[Figure data in JSON]
++++++++

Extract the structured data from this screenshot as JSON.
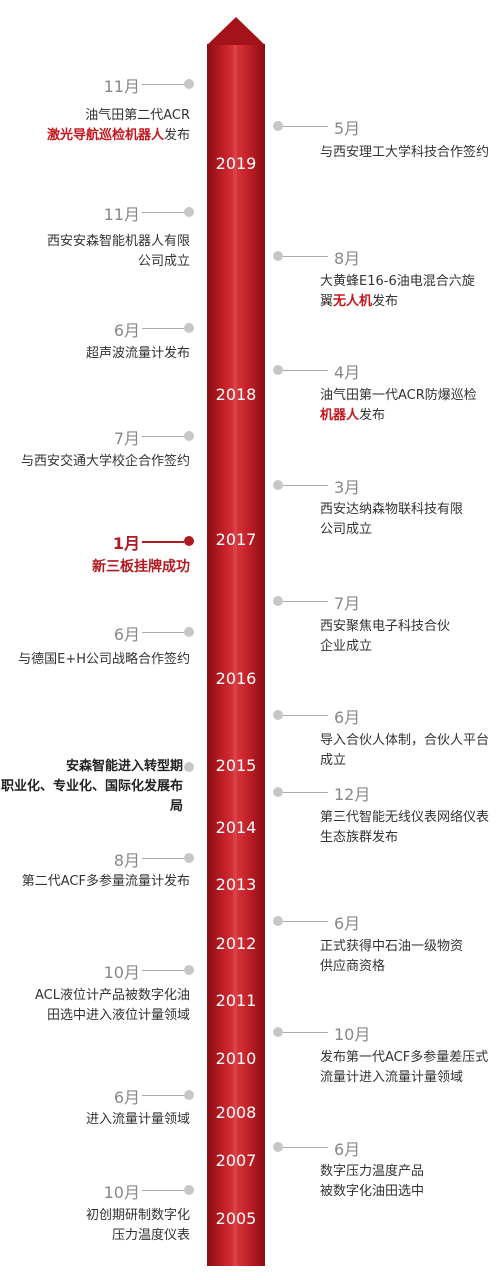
{
  "years": [
    "2019",
    "2018",
    "2017",
    "2016",
    "2015",
    "2014",
    "2013",
    "2012",
    "2011",
    "2010",
    "2008",
    "2007",
    "2005"
  ],
  "left_events": [
    {
      "month": "11月",
      "lines": [
        [
          "油气田第二代ACR"
        ],
        [
          "激光导航巡检机器人",
          "发布"
        ]
      ]
    },
    {
      "month": "11月",
      "lines": [
        [
          "西安安森智能机器人有限"
        ],
        [
          "公司成立"
        ]
      ]
    },
    {
      "month": "6月",
      "lines": [
        [
          "超声波流量计发布"
        ]
      ]
    },
    {
      "month": "7月",
      "lines": [
        [
          "与西安交通大学校企合作签约"
        ]
      ]
    },
    {
      "month": "1月",
      "lines": [
        [
          "新三板挂牌成功"
        ]
      ]
    },
    {
      "month": "6月",
      "lines": [
        [
          "与德国E+H公司战略合作签约"
        ]
      ]
    },
    {
      "month": "",
      "lines": [
        [
          "安森智能进入转型期"
        ],
        [
          "职业化、专业化、国际化发展布局"
        ]
      ]
    },
    {
      "month": "8月",
      "lines": [
        [
          "第二代ACF多参量流量计发布"
        ]
      ]
    },
    {
      "month": "10月",
      "lines": [
        [
          "ACL液位计产品被数字化油"
        ],
        [
          "田选中进入液位计量领域"
        ]
      ]
    },
    {
      "month": "6月",
      "lines": [
        [
          "进入流量计量领域"
        ]
      ]
    },
    {
      "month": "10月",
      "lines": [
        [
          "初创期研制数字化"
        ],
        [
          "压力温度仪表"
        ]
      ]
    }
  ],
  "right_events": [
    {
      "month": "5月",
      "lines": [
        [
          "与西安理工大学科技合作签约"
        ]
      ]
    },
    {
      "month": "8月",
      "lines": [
        [
          "大黄蜂E16-6油电混合六旋"
        ],
        [
          "翼",
          "无人机",
          "发布"
        ]
      ]
    },
    {
      "month": "4月",
      "lines": [
        [
          "油气田第一代ACR防爆巡检"
        ],
        [
          "机器人",
          "发布"
        ]
      ]
    },
    {
      "month": "3月",
      "lines": [
        [
          "西安达纳森物联科技有限"
        ],
        [
          "公司成立"
        ]
      ]
    },
    {
      "month": "7月",
      "lines": [
        [
          "西安聚焦电子科技合伙"
        ],
        [
          "企业成立"
        ]
      ]
    },
    {
      "month": "6月",
      "lines": [
        [
          "导入合伙人体制，合伙人平台"
        ],
        [
          "成立"
        ]
      ]
    },
    {
      "month": "12月",
      "lines": [
        [
          "第三代智能无线仪表网络仪表"
        ],
        [
          "生态族群发布"
        ]
      ]
    },
    {
      "month": "6月",
      "lines": [
        [
          "正式获得中石油一级物资"
        ],
        [
          "供应商资格"
        ]
      ]
    },
    {
      "month": "10月",
      "lines": [
        [
          "发布第一代ACF多参量差压式"
        ],
        [
          "流量计进入流量计量领域"
        ]
      ]
    },
    {
      "month": "6月",
      "lines": [
        [
          "数字压力温度产品"
        ],
        [
          "被数字化油田选中"
        ]
      ]
    }
  ],
  "colors": {
    "accent": "#b01b22",
    "shaft": "#c42028",
    "dot": "#c7c7c7"
  }
}
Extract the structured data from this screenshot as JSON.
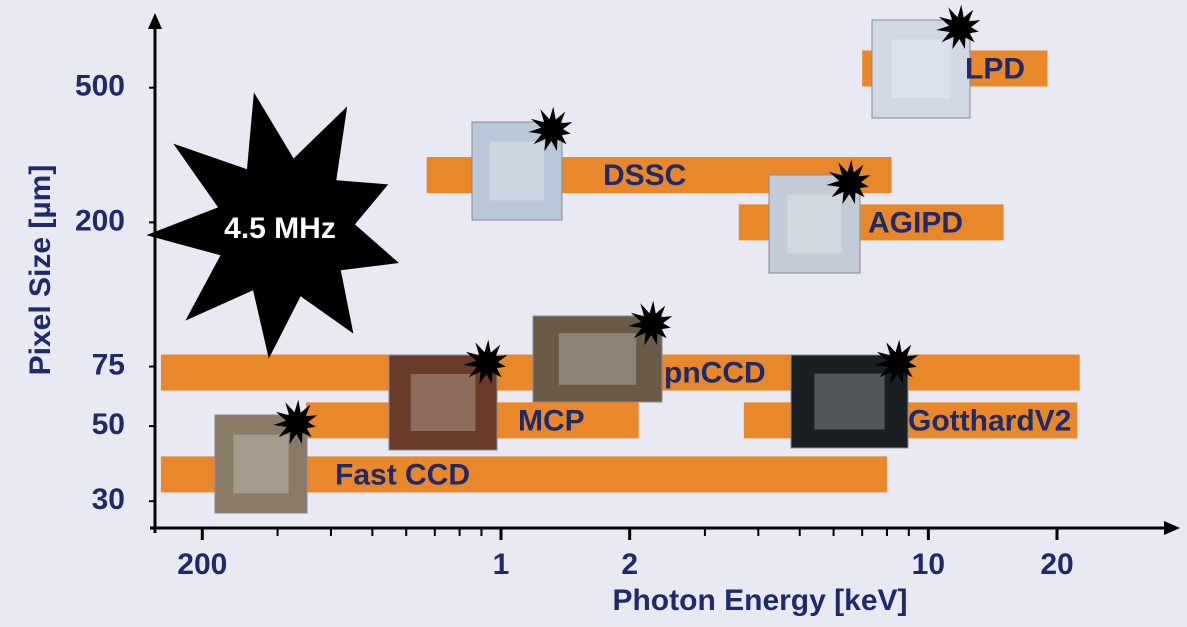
{
  "chart_data": {
    "type": "range-bar",
    "x_label": "Photon Energy [keV]",
    "y_label": "Pixel Size [µm]",
    "annotation": "4.5 MHz",
    "x_log": true,
    "y_log": true,
    "xlim": [
      0.155,
      38.8
    ],
    "ylim": [
      25,
      820
    ],
    "xticks": [
      {
        "value": 0.2,
        "label": "200"
      },
      1,
      2,
      10,
      20
    ],
    "yticks": [
      30,
      50,
      75,
      200,
      500
    ],
    "color": "#e8882a",
    "bars": [
      {
        "name": "LPD",
        "x": [
          7,
          19
        ],
        "y": 570
      },
      {
        "name": "DSSC",
        "x": [
          0.67,
          8.2
        ],
        "y": 276
      },
      {
        "name": "AGIPD",
        "x": [
          3.6,
          15
        ],
        "y": 200
      },
      {
        "name": "pnCCD",
        "x": [
          0.16,
          22.6
        ],
        "y": 72
      },
      {
        "name": "MCP",
        "x": [
          0.35,
          2.1
        ],
        "y": 52
      },
      {
        "name": "GotthardV2",
        "x": [
          3.7,
          22.3
        ],
        "y": 52
      },
      {
        "name": "Fast CCD",
        "x": [
          0.16,
          8
        ],
        "y": 36
      }
    ]
  }
}
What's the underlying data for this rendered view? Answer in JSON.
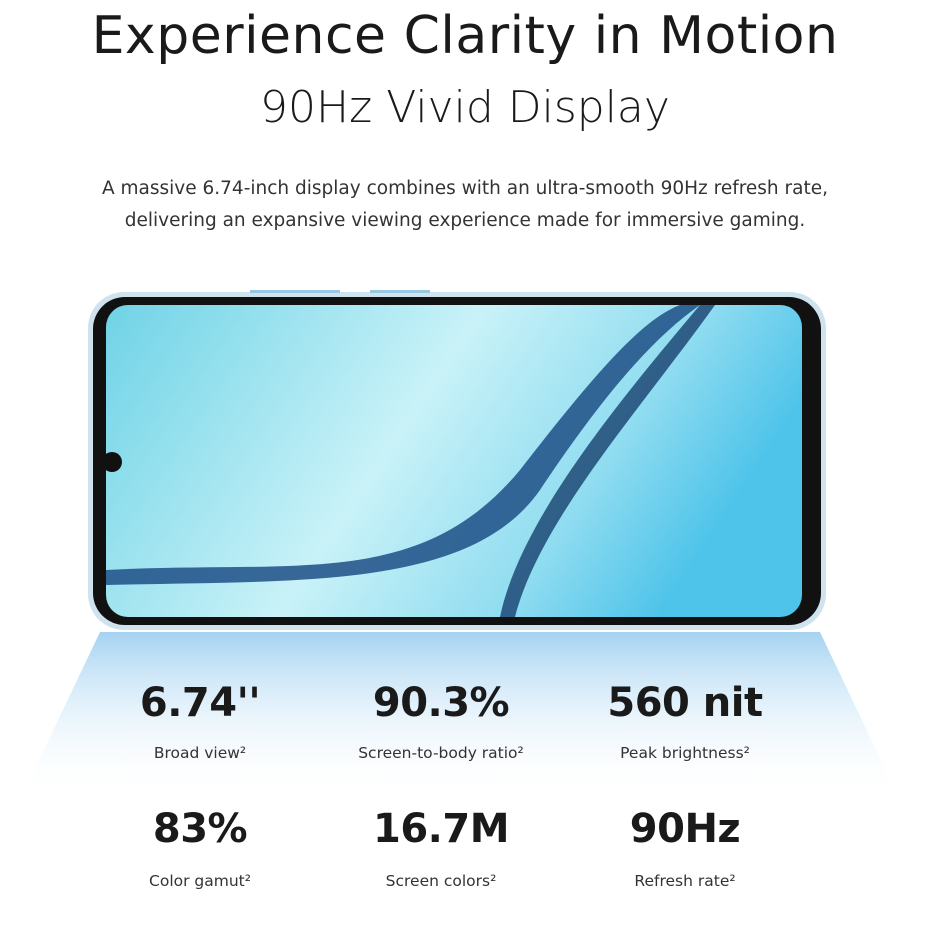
{
  "header": {
    "title": "Experience Clarity in Motion",
    "subtitle": "90Hz Vivid Display"
  },
  "description": {
    "lines": [
      "A massive 6.74-inch display combines with an ultra-smooth 90Hz refresh rate,",
      "delivering an expansive viewing experience made for immersive gaming."
    ]
  },
  "specs": [
    {
      "value": "6.74''",
      "label": "Broad view²"
    },
    {
      "value": "90.3%",
      "label": "Screen-to-body ratio²"
    },
    {
      "value": "560 nit",
      "label": "Peak brightness²"
    },
    {
      "value": "83%",
      "label": "Color gamut²"
    },
    {
      "value": "16.7M",
      "label": "Screen colors²"
    },
    {
      "value": "90Hz",
      "label": "Refresh rate²"
    }
  ]
}
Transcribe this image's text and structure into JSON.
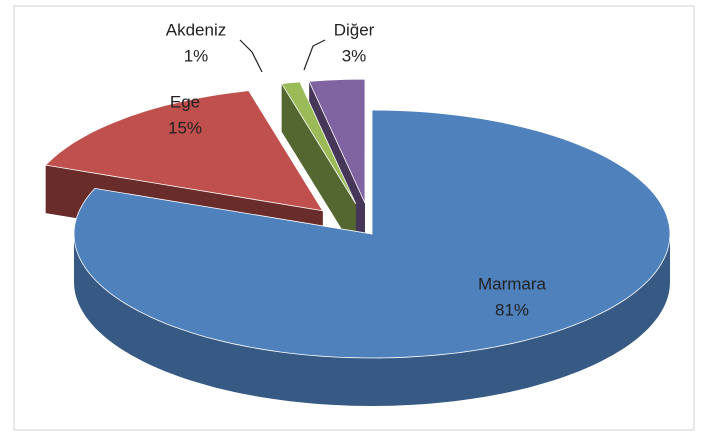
{
  "chart_data": {
    "type": "pie3d",
    "categories": [
      "Marmara",
      "Ege",
      "Akdeniz",
      "Diğer"
    ],
    "values": [
      81,
      15,
      1,
      3
    ],
    "value_labels": [
      "81%",
      "15%",
      "1%",
      "3%"
    ],
    "colors": [
      "#4f81bd",
      "#c0504d",
      "#9bbb59",
      "#8064a2"
    ]
  }
}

++++++++

**PROBLEM:** Select all lines in the listing that include the word "name".

**ANSWER IN FULL:**
        "name": "LPD",
        "name": "DSSC",
        "name": "AGIPD",
        "name": "pnCCD",
        "name": "MCP",
        "name": "GotthardV2",
        "name": "Fast CCD",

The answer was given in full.